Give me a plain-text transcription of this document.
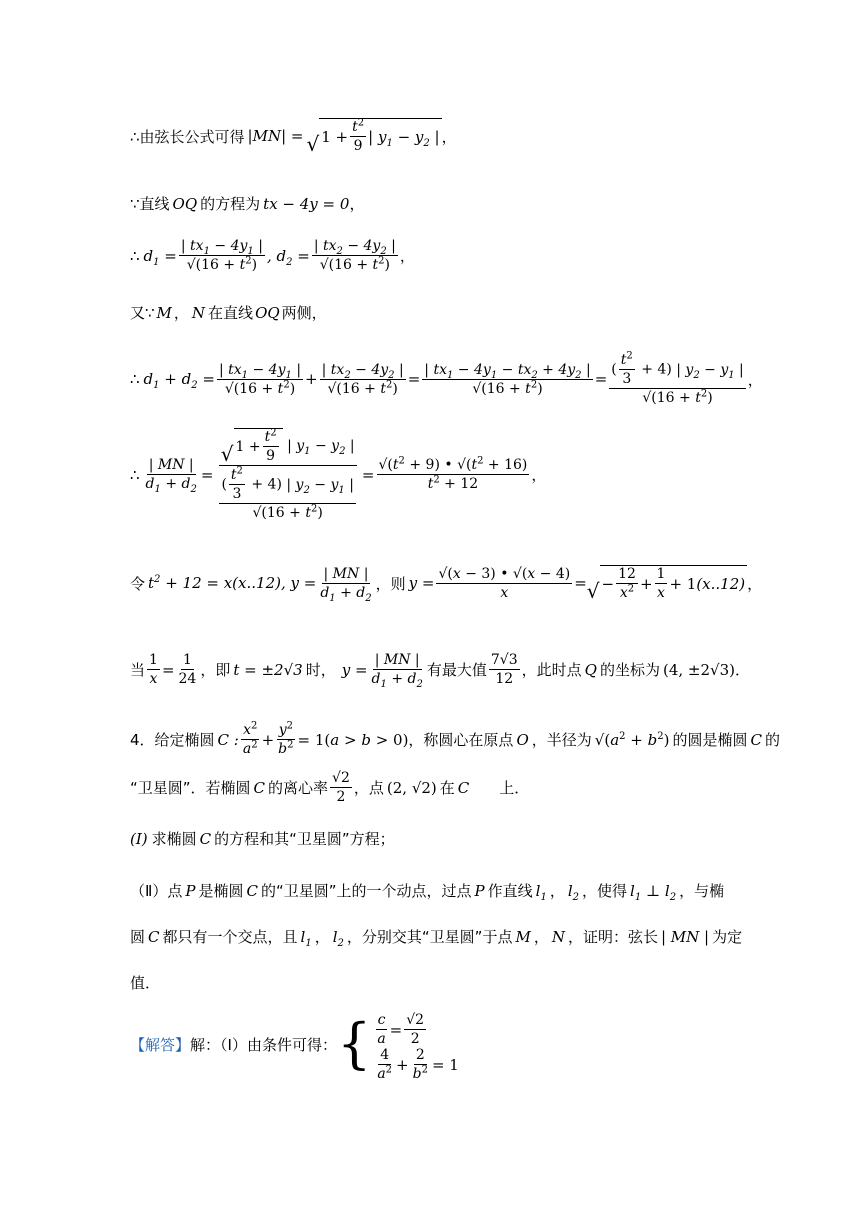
∴由弦长公式可得 |MN| = √ $1 + \frac{t^2}{9}$ | $y_1 - y_2$ | ，
∵直线 OQ 的方程为 tx − 4y = 0 ，
∴ $d_1 = \frac{| tx_1 - 4y_1 |}{√(16 + t^2)}$ , $d_2 = \frac{| tx_2 - 4y_2 |}{√(16 + t^2)}$ ，
又∵ M ， N 在直线 OQ 两侧，
∴ $d_1 + d_2 = \frac{| tx_1 - 4y_1 |}{√(16 + t^2)} + \frac{| tx_2 - 4y_2 |}{√(16 + t^2)} = \frac{| tx_1 - 4y_1 - tx_2 + 4y_2 |}{√(16 + t^2)} = \frac{( \frac{t^2}{3} + 4) | y_2 - y_1 |}{√(16 + t^2)}$ ，
∴ $\frac{| MN |}{d_1 + d_2} = \frac{√ 1 + \frac{t^2}{9} | y_1 - y_2 |}{\frac{( \frac{t^2}{3} + 4) | y_2 - y_1 |}{√(16 + t^2)}} = \frac{√(t^2 + 9) • √(t^2 + 16)}{t^2 + 12}$ ，
令 $t^2 + 12 = x(x..12)$, $y = \frac{| MN |}{d_1 + d_2}$ ，则 $y = \frac{√(x - 3) • √(x - 4)}{x}$ = √ − $\frac{12}{x^2} + \frac{1}{x} + 1$ (x..12) ，
当 $\frac{1}{x} = \frac{1}{24}$ ，即 t = ±2√3 时， $y = \frac{| MN |}{d_1 + d_2}$ 有最大值 $\frac{7√3}{12}$ ，此时点 Q 的坐标为 (4, ±2√3) ．
4．给定椭圆 C : $\frac{x^2}{a^2} + \frac{y^2}{b^2} = 1(a > b > 0)$ ，称圆心在原点 O ，半径为 $√(a^2 + b^2)$ 的圆是椭圆 C 的
“卫星圆”．若椭圆 C 的离心率 $\frac{√2}{2}$ ，点 (2, √2) 在 C 上．
(I) 求椭圆 C 的方程和其“卫星圆”方程；
（Ⅱ）点 P 是椭圆 C 的“卫星圆”上的一个动点，过点 P 作直线 $l_1$ ， $l_2$ ，使得 $l_1$ ⊥ $l_2$ ，与椭
圆 C 都只有一个交点，且 $l_1$ ， $l_2$ ，分别交其“卫星圆”于点 M ， N ，证明：弦长 | MN | 为定
值．
【解答】 解：（Ⅰ）由条件可得： { $\frac{c}{a} = \frac{√2}{2}$
$\frac{4}{a^2} + \frac{2}{b^2} = 1$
--
_THE EXERCISE_
Pictures are excluded; repeat every record exactly.

_EXPECTED ANSWER_
Give me a plain-text transcription of this document.
∴由弦长公式可得 |MN| = √ $1 + \frac{t^2}{9}$ | $y_1 - y_2$ | ，
∵直线 OQ 的方程为 tx − 4y = 0 ，
∴ $d_1 = \frac{| tx_1 - 4y_1 |}{√(16 + t^2)}$ , $d_2 = \frac{| tx_2 - 4y_2 |}{√(16 + t^2)}$ ，
又∵ M ， N 在直线 OQ 两侧，
∴ $d_1 + d_2 = \frac{| tx_1 - 4y_1 |}{√(16 + t^2)} + \frac{| tx_2 - 4y_2 |}{√(16 + t^2)} = \frac{| tx_1 - 4y_1 - tx_2 + 4y_2 |}{√(16 + t^2)} = \frac{( \frac{t^2}{3} + 4) | y_2 - y_1 |}{√(16 + t^2)}$ ，
∴ $\frac{| MN |}{d_1 + d_2} = \frac{√ 1 + \frac{t^2}{9} | y_1 - y_2 |}{\frac{( \frac{t^2}{3} + 4) | y_2 - y_1 |}{√(16 + t^2)}} = \frac{√(t^2 + 9) • √(t^2 + 16)}{t^2 + 12}$ ，
令 $t^2 + 12 = x(x..12)$, $y = \frac{| MN |}{d_1 + d_2}$ ，则 $y = \frac{√(x - 3) • √(x - 4)}{x}$ = √ − $\frac{12}{x^2} + \frac{1}{x} + 1$ (x..12) ，
当 $\frac{1}{x} = \frac{1}{24}$ ，即 t = ±2√3 时， $y = \frac{| MN |}{d_1 + d_2}$ 有最大值 $\frac{7√3}{12}$ ，此时点 Q 的坐标为 (4, ±2√3) ．
4．给定椭圆 C : $\frac{x^2}{a^2} + \frac{y^2}{b^2} = 1(a > b > 0)$ ，称圆心在原点 O ，半径为 $√(a^2 + b^2)$ 的圆是椭圆 C 的
“卫星圆”．若椭圆 C 的离心率 $\frac{√2}{2}$ ，点 (2, √2) 在 C 上．
(I) 求椭圆 C 的方程和其“卫星圆”方程；
（Ⅱ）点 P 是椭圆 C 的“卫星圆”上的一个动点，过点 P 作直线 $l_1$ ， $l_2$ ，使得 $l_1$ ⊥ $l_2$ ，与椭
圆 C 都只有一个交点，且 $l_1$ ， $l_2$ ，分别交其“卫星圆”于点 M ， N ，证明：弦长 | MN | 为定
值．
【解答】 解：（Ⅰ）由条件可得： { $\frac{c}{a} = \frac{√2}{2}$
$\frac{4}{a^2} + \frac{2}{b^2} = 1$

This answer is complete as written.